#### [TASK DESCRIPTION]
Retype each line of the material exactly, please, skipping any picture in it.

#### [DATA TO PROCESS]
==========

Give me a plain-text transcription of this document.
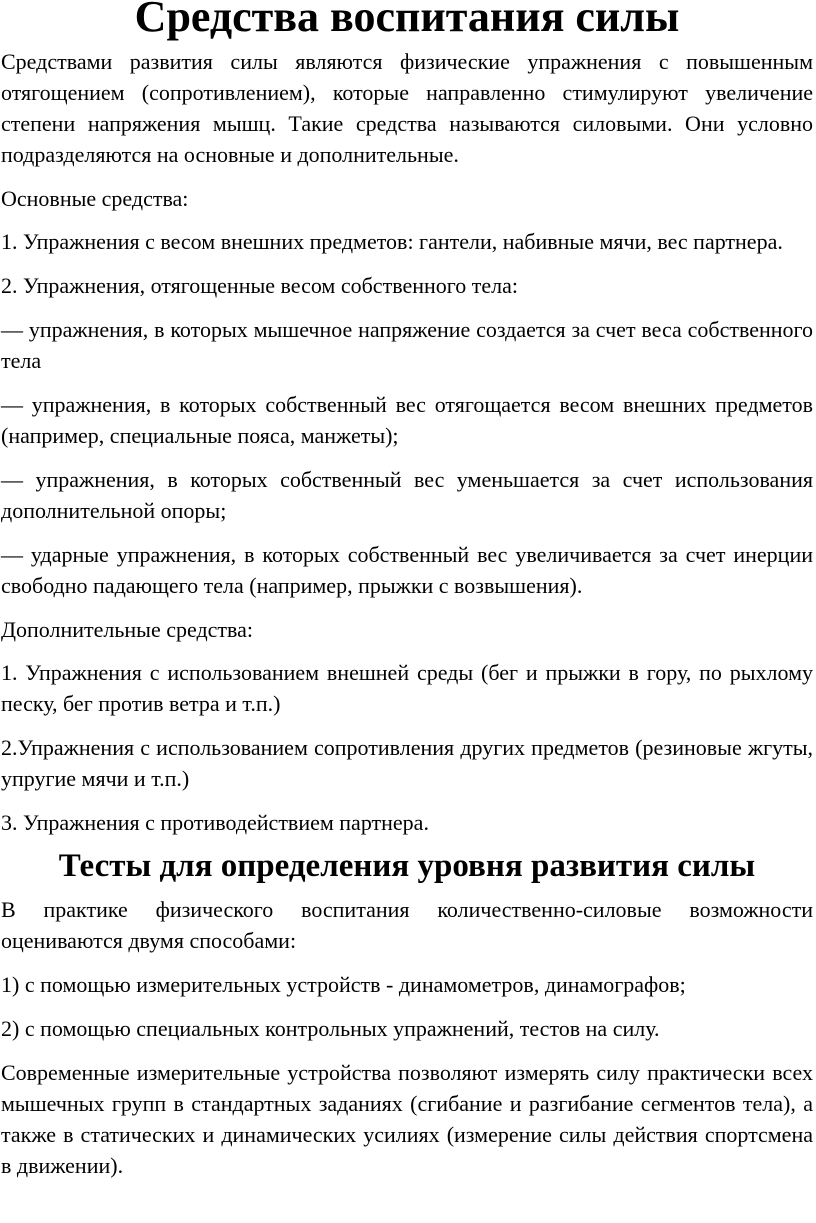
Средства воспитания силы

Средствами развития силы являются физические упражнения с повышенным отягощением (сопротивлением), которые направленно стимулируют увеличение степени напряжения мышц. Такие средства называются силовыми. Они условно подразделяются на основные и дополнительные.

Основные средства:

1. Упражнения с весом внешних предметов: гантели, набивные мячи, вес партнера.

2. Упражнения, отягощенные весом собственного тела:

— упражнения, в которых мышечное напряжение создается за счет веса собственного тела

— упражнения, в которых собственный вес отягощается весом внешних предметов (например, специальные пояса, манжеты);

— упражнения, в которых собственный вес уменьшается за счет использования дополнительной опоры;

— ударные упражнения, в которых собственный вес увеличивается за счет инерции свободно падающего тела (например, прыжки с возвышения).

Дополнительные средства:

1. Упражнения с использованием внешней среды (бег и прыжки в гору, по рыхлому песку, бег против ветра и т.п.)

2.Упражнения с использованием сопротивления других предметов (резиновые жгуты, упругие мячи и т.п.)

3. Упражнения с противодействием партнера.

Тесты для определения уровня развития силы

В практике физического воспитания количественно-силовые возможности оцениваются двумя способами:

1) с помощью измерительных устройств - динамометров, динамографов;

2) с помощью специальных контрольных упражнений, тестов на силу.

Современные измерительные устройства позволяют измерять силу практически всех мышечных групп в стандартных заданиях (сгибание и разгибание сегментов тела), а также в статических и динамических усилиях (измерение силы действия спортсмена в движении).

==========

#### [COMPLETE OUTPUT]
Give me a plain-text transcription of this document.
Средства воспитания силы

Средствами развития силы являются физические упражнения с повышенным отягощением (сопротивлением), которые направленно стимулируют увеличение степени напряжения мышц. Такие средства называются силовыми. Они условно подразделяются на основные и дополнительные.

Основные средства:

1. Упражнения с весом внешних предметов: гантели, набивные мячи, вес партнера.

2. Упражнения, отягощенные весом собственного тела:

— упражнения, в которых мышечное напряжение создается за счет веса собственного тела

— упражнения, в которых собственный вес отягощается весом внешних предметов (например, специальные пояса, манжеты);

— упражнения, в которых собственный вес уменьшается за счет использования дополнительной опоры;

— ударные упражнения, в которых собственный вес увеличивается за счет инерции свободно падающего тела (например, прыжки с возвышения).

Дополнительные средства:

1. Упражнения с использованием внешней среды (бег и прыжки в гору, по рыхлому песку, бег против ветра и т.п.)

2.Упражнения с использованием сопротивления других предметов (резиновые жгуты, упругие мячи и т.п.)

3. Упражнения с противодействием партнера.

Тесты для определения уровня развития силы

В практике физического воспитания количественно-силовые возможности оцениваются двумя способами:

1) с помощью измерительных устройств - динамометров, динамографов;

2) с помощью специальных контрольных упражнений, тестов на силу.

Современные измерительные устройства позволяют измерять силу практически всех мышечных групп в стандартных заданиях (сгибание и разгибание сегментов тела), а также в статических и динамических усилиях (измерение силы действия спортсмена в движении).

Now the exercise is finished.